# Excerpted passage:
** begin **
Unit tests as documentation

Role of Unit Tests as Documentation

  • Many argue unit tests are a useful form of documentation: they show concrete inputs/outputs, expected behaviors, and “contracts” that should remain stable over time.
  • Tests can help new contributors understand how to call APIs, what shapes of data are expected, and how subsystems interact.
  • Some treat tests (especially in TDD) as executable specifications or “living specs,” particularly useful for legacy or poorly understood code.

Limits and Critiques

  • Strong pushback on treating tests as the documentation.
  • Tests and code show “what happens”, but often not “why”, business rules, trade‑offs, or domain concepts.
  • Tests enumerate finite cases and may omit important edge conditions; absence of a test does not equal undefined behavior.
  • For end‑users and non‑coders, tests are essentially useless as docs.
  • Poor tests (flaky, incomplete, mislabeled) can mislead as much as stale prose.

Integration vs Unit Tests

  • Several contend integration tests are far more valuable as documentation of real usage patterns and behavior across components.
  • Others defend a mix (test pyramid): unit tests catch fine‑grained issues and are easier to debug; integration tests validate lifelike flows.
** end **
# Data rows:
** begin **
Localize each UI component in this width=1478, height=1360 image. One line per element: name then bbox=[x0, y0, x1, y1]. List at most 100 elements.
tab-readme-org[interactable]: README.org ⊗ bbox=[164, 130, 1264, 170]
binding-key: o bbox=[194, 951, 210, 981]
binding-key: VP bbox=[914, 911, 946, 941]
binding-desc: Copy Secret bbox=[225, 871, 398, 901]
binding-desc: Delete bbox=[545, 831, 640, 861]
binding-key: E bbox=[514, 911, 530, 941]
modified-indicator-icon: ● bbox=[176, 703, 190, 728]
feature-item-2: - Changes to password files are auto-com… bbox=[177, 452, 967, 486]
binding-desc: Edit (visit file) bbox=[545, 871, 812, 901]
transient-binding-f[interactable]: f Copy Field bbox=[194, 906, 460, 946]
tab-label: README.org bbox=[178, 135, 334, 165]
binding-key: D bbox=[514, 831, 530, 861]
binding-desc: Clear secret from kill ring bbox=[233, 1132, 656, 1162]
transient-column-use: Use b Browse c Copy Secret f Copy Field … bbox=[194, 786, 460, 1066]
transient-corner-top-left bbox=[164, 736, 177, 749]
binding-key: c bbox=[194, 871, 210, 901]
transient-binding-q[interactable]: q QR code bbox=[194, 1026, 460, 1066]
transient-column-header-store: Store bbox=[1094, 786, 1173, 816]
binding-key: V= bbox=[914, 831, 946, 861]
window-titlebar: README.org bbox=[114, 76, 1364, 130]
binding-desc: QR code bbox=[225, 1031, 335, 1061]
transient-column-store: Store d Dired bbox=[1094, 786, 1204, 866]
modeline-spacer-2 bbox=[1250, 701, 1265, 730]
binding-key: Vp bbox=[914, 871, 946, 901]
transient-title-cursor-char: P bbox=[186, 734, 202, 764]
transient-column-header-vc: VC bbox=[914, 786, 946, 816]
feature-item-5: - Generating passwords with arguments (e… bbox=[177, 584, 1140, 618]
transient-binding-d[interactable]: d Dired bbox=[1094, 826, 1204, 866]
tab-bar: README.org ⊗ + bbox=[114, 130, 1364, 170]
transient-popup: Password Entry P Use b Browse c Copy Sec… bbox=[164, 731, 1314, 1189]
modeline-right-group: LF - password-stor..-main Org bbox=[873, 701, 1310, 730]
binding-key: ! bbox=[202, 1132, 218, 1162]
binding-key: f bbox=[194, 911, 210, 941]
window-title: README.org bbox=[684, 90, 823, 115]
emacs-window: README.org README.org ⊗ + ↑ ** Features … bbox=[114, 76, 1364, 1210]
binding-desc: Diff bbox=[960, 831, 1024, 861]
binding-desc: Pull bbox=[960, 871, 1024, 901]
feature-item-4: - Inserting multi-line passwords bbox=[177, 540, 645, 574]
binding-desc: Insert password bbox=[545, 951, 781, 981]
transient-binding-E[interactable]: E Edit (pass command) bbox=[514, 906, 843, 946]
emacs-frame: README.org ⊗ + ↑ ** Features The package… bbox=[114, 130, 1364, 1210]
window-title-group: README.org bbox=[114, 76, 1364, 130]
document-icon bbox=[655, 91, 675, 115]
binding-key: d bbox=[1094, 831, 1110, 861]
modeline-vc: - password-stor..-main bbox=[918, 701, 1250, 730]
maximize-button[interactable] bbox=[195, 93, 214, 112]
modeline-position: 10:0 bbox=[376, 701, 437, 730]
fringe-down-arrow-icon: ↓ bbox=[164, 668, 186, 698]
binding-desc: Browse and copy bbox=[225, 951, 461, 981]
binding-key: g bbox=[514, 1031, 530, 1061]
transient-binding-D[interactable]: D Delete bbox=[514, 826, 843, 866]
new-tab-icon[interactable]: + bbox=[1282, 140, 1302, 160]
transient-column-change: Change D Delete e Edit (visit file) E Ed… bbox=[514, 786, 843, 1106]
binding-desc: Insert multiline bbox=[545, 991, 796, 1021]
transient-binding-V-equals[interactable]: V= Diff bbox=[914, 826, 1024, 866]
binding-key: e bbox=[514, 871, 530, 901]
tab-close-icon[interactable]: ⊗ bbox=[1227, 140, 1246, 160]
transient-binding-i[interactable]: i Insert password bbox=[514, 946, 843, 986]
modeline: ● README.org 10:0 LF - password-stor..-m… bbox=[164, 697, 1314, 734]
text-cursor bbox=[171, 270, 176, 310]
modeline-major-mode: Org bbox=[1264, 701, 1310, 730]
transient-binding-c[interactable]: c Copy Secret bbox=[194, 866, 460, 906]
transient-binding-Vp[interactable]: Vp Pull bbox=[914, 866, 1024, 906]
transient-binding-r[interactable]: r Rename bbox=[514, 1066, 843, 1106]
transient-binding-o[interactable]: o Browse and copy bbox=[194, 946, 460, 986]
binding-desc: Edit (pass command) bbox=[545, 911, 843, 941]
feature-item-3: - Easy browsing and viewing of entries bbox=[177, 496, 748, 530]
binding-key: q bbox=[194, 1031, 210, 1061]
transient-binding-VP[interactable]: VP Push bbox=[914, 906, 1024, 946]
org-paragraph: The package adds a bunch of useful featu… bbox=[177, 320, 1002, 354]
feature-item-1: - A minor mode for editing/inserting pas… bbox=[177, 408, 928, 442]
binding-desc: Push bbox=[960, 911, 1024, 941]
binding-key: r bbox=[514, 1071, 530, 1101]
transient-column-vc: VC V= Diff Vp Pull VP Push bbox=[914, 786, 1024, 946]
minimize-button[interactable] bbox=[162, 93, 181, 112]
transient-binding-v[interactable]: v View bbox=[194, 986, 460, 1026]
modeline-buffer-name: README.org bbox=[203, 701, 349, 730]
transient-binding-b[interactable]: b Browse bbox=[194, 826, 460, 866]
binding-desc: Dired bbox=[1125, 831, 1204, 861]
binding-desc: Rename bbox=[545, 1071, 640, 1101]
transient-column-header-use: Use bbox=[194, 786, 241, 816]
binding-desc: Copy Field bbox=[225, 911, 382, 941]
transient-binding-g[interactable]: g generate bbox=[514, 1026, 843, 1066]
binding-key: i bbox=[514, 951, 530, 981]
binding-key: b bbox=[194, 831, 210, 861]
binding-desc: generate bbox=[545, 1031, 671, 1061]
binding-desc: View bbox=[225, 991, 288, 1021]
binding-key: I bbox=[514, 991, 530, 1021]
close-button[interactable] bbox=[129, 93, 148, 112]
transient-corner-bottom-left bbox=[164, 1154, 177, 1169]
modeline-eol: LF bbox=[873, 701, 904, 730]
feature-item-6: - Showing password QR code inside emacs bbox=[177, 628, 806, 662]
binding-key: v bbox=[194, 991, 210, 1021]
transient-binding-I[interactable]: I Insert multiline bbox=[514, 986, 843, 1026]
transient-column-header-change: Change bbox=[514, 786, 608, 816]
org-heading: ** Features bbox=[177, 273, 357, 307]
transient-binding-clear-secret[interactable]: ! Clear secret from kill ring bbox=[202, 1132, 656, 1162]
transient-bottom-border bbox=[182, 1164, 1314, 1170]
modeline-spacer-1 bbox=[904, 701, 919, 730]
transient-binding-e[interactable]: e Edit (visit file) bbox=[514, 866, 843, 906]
** end **
# Required task 1:
Translate this sentence from the summary on unit tests as documentation into Spanish: "Tests can help new contributors understand how to call APIs, what shapes of data are expected, and how subsystems interact."
# Required task 2:
Pick up the summary on unit tests as documentation after its last bullet and write the next part.
The rows play no part in what follows here.

# Expected answer 1:
Las pruebas pueden ayudar a los nuevos colaboradores a entender cómo llamar a las API, qué estructuras de datos se esperan y cómo interactúan los subsistemas.

# Expected answer 2:
  • Debate over whether integration‑heavy strategies can replace most unit tests, with concerns about combinatorial explosion and debugging cost.

Keeping Docs and Tests in Sync

  • Thread highlights tools and language features where examples in documentation are executable tests (Python/Rust doctests, Elixir, D, etc.).
  • This helps ensure examples stay valid, though prose explanations can still rot.
  • Some projects generate docs from tests or embed tests in docs to get “executable documentation.”

Test Quality: Names, Structure, and Readability

  • To be useful as documentation, tests should be simple, independent, and focused on clear scenarios.
  • Descriptive test names and/or BDD‑style descriptions are promoted, but many note social friction in enforcing good naming.
  • Others claim organization, fixtures, and comments around tests matter more than function names.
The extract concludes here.